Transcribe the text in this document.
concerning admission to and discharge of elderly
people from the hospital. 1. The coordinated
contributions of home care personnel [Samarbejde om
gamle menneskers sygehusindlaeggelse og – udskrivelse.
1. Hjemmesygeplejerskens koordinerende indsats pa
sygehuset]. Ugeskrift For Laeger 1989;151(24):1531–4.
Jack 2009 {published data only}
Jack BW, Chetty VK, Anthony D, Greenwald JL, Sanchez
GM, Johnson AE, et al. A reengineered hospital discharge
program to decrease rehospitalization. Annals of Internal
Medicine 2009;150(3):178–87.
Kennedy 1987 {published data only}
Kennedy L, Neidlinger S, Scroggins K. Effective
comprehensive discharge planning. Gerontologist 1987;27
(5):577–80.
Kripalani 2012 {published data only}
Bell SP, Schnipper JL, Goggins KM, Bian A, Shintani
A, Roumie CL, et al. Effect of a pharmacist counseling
☆ ☆ ☆ ☆ ☆
To be done: Word for word, quote all of the data above.

Response below:
Transcribe the text in this document.
concerning admission to and discharge of elderly
people from the hospital. 1. The coordinated
contributions of home care personnel [Samarbejde om
gamle menneskers sygehusindlaeggelse og – udskrivelse.
1. Hjemmesygeplejerskens koordinerende indsats pa
sygehuset]. Ugeskrift For Laeger 1989;151(24):1531–4.
Jack 2009 {published data only}
Jack BW, Chetty VK, Anthony D, Greenwald JL, Sanchez
GM, Johnson AE, et al. A reengineered hospital discharge
program to decrease rehospitalization. Annals of Internal
Medicine 2009;150(3):178–87.
Kennedy 1987 {published data only}
Kennedy L, Neidlinger S, Scroggins K. Effective
comprehensive discharge planning. Gerontologist 1987;27
(5):577–80.
Kripalani 2012 {published data only}
Bell SP, Schnipper JL, Goggins KM, Bian A, Shintani
A, Roumie CL, et al. Effect of a pharmacist counseling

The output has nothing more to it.